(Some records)
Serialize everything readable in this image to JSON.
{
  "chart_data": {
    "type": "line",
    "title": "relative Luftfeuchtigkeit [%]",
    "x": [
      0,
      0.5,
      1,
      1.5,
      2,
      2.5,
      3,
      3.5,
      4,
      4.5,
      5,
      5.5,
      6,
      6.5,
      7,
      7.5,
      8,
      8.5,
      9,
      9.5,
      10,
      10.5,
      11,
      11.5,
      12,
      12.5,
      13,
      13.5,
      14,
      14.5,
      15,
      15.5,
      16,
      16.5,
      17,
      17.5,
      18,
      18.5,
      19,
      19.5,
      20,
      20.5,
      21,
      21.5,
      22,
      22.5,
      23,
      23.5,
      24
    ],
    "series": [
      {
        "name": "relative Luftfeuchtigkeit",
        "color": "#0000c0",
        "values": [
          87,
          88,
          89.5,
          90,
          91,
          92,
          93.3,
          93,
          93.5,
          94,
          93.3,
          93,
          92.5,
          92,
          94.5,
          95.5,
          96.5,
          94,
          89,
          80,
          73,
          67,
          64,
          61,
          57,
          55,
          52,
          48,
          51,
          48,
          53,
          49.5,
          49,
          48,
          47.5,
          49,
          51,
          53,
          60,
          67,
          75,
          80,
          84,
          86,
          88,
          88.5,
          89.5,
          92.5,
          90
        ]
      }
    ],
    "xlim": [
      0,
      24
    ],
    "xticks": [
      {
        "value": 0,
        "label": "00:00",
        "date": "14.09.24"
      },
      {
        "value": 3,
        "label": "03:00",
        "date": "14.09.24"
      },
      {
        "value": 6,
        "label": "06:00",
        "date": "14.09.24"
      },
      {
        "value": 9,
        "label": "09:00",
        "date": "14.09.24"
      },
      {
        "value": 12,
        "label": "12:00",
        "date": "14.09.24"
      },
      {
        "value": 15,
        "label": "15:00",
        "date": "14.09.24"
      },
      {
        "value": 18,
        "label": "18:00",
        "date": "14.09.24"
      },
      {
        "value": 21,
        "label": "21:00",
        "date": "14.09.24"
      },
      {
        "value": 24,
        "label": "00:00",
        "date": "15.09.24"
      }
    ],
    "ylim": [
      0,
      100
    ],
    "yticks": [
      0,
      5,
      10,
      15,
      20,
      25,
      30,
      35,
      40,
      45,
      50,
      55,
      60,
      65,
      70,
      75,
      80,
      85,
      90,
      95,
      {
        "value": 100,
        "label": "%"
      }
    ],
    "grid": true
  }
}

- Short problem -
Report only the count of lines that include the string "relative".

- Correct output -
2